SET TASK:
Identify the lines holding "Mimi" and copy them.

────────────────────────────────────────

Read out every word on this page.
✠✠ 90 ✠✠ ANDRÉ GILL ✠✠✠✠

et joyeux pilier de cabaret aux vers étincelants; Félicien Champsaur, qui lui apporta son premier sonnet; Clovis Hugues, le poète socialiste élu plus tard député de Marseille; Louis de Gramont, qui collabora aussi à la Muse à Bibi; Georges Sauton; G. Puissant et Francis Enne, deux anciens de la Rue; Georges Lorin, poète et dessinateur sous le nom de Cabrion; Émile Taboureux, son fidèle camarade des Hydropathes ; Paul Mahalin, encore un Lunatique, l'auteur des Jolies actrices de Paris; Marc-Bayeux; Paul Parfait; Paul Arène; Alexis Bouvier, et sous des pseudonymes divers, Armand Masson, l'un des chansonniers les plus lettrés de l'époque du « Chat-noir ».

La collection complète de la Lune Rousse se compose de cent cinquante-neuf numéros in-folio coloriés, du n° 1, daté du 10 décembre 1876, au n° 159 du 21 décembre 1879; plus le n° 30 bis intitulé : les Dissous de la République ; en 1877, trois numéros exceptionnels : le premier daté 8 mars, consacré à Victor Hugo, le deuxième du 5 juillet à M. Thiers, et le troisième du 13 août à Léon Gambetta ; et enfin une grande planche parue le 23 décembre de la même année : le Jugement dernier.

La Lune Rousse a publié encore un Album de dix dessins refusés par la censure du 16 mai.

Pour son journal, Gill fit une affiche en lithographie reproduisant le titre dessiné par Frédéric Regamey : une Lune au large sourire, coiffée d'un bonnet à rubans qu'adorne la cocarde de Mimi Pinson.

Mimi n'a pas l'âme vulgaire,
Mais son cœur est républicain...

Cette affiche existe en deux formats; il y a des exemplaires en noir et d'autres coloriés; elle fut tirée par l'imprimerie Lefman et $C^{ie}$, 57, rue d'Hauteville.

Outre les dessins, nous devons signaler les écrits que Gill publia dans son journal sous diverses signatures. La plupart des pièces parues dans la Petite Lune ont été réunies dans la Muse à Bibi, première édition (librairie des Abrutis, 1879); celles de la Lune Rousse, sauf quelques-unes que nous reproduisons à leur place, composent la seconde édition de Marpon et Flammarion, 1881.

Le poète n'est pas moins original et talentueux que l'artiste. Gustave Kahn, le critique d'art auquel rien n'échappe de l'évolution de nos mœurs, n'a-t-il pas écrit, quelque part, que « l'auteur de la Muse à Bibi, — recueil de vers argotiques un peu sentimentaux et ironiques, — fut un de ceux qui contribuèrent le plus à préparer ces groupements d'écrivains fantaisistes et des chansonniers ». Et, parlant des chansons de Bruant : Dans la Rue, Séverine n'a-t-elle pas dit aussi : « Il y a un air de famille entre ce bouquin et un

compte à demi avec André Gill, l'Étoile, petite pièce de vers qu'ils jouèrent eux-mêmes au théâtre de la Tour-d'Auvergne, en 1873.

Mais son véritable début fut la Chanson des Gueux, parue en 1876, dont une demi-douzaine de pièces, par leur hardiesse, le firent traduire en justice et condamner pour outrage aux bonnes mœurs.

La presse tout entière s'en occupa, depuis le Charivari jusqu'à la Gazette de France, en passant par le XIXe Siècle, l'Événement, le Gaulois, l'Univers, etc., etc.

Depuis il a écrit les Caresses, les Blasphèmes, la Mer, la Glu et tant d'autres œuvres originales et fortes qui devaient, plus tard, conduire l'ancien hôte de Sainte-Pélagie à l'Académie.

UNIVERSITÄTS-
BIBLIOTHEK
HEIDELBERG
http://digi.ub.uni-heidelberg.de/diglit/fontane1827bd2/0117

────────────────────────────────────────

SOLUTION TO THIS TASK:
Pour son journal, Gill fit une affiche en lithographie reproduisant le titre dessiné par Frédéric Regamey : une Lune au large sourire, coiffée d'un bonnet à rubans qu'adorne la cocarde de Mimi Pinson.
Mimi n'a pas l'âme vulgaire,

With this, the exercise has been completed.